**TASK OBJECTIVE**
Would you transcribe all of the data exactly, down to the last character?

[Collected data entries]
****************************************

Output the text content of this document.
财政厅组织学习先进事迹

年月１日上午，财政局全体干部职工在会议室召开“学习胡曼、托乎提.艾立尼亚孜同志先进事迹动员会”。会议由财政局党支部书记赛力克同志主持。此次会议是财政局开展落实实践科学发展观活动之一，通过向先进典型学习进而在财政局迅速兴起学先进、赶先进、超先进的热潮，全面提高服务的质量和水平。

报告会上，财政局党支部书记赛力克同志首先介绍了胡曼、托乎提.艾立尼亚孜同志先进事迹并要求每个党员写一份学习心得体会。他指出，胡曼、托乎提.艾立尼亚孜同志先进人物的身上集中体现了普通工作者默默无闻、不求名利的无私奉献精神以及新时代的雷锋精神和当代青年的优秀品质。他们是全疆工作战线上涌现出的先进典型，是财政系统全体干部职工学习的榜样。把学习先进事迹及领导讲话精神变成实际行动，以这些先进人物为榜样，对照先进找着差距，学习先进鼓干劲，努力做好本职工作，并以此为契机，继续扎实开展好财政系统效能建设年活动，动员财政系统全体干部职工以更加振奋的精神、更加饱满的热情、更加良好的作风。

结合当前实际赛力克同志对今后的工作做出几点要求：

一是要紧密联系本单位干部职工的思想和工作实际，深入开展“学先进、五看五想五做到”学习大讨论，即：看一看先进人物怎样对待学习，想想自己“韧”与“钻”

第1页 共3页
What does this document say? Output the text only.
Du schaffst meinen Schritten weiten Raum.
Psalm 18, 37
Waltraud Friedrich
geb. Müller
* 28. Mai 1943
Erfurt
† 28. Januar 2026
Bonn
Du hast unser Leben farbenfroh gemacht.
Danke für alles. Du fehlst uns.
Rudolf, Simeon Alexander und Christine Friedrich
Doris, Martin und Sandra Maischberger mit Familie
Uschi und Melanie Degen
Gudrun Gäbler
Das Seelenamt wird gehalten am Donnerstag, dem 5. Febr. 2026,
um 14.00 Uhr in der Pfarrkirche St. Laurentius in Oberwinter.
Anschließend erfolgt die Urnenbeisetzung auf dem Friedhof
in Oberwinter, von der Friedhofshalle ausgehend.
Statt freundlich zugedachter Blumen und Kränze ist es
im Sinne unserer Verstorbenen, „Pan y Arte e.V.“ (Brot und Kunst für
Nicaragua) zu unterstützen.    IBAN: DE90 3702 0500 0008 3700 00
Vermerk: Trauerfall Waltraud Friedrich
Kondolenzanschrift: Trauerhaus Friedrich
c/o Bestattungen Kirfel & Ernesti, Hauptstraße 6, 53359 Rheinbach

****************************************

**WRITTEN RESPONSE**
Output the text content of this document.
财政厅组织学习先进事迹

年月１日上午，财政局全体干部职工在会议室召开“学习胡曼、托乎提.艾立尼亚孜同志先进事迹动员会”。会议由财政局党支部书记赛力克同志主持。此次会议是财政局开展落实实践科学发展观活动之一，通过向先进典型学习进而在财政局迅速兴起学先进、赶先进、超先进的热潮，全面提高服务的质量和水平。

报告会上，财政局党支部书记赛力克同志首先介绍了胡曼、托乎提.艾立尼亚孜同志先进事迹并要求每个党员写一份学习心得体会。他指出，胡曼、托乎提.艾立尼亚孜同志先进人物的身上集中体现了普通工作者默默无闻、不求名利的无私奉献精神以及新时代的雷锋精神和当代青年的优秀品质。他们是全疆工作战线上涌现出的先进典型，是财政系统全体干部职工学习的榜样。把学习先进事迹及领导讲话精神变成实际行动，以这些先进人物为榜样，对照先进找着差距，学习先进鼓干劲，努力做好本职工作，并以此为契机，继续扎实开展好财政系统效能建设年活动，动员财政系统全体干部职工以更加振奋的精神、更加饱满的热情、更加良好的作风。

结合当前实际赛力克同志对今后的工作做出几点要求：

一是要紧密联系本单位干部职工的思想和工作实际，深入开展“学先进、五看五想五做到”学习大讨论，即：看一看先进人物怎样对待学习，想想自己“韧”与“钻”

第1页 共3页
What does this document say? Output the text only.
Du schaffst meinen Schritten weiten Raum.
Psalm 18, 37
Waltraud Friedrich
geb. Müller
* 28. Mai 1943
Erfurt
† 28. Januar 2026
Bonn
Du hast unser Leben farbenfroh gemacht.
Danke für alles. Du fehlst uns.
Rudolf, Simeon Alexander und Christine Friedrich
Doris, Martin und Sandra Maischberger mit Familie
Uschi und Melanie Degen
Gudrun Gäbler
Das Seelenamt wird gehalten am Donnerstag, dem 5. Febr. 2026,
um 14.00 Uhr in der Pfarrkirche St. Laurentius in Oberwinter.
Anschließend erfolgt die Urnenbeisetzung auf dem Friedhof
in Oberwinter, von der Friedhofshalle ausgehend.
Statt freundlich zugedachter Blumen und Kränze ist es
im Sinne unserer Verstorbenen, „Pan y Arte e.V.“ (Brot und Kunst für
Nicaragua) zu unterstützen.    IBAN: DE90 3702 0500 0008 3700 00
Vermerk: Trauerfall Waltraud Friedrich
Kondolenzanschrift: Trauerhaus Friedrich
c/o Bestattungen Kirfel & Ernesti, Hauptstraße 6, 53359 Rheinbach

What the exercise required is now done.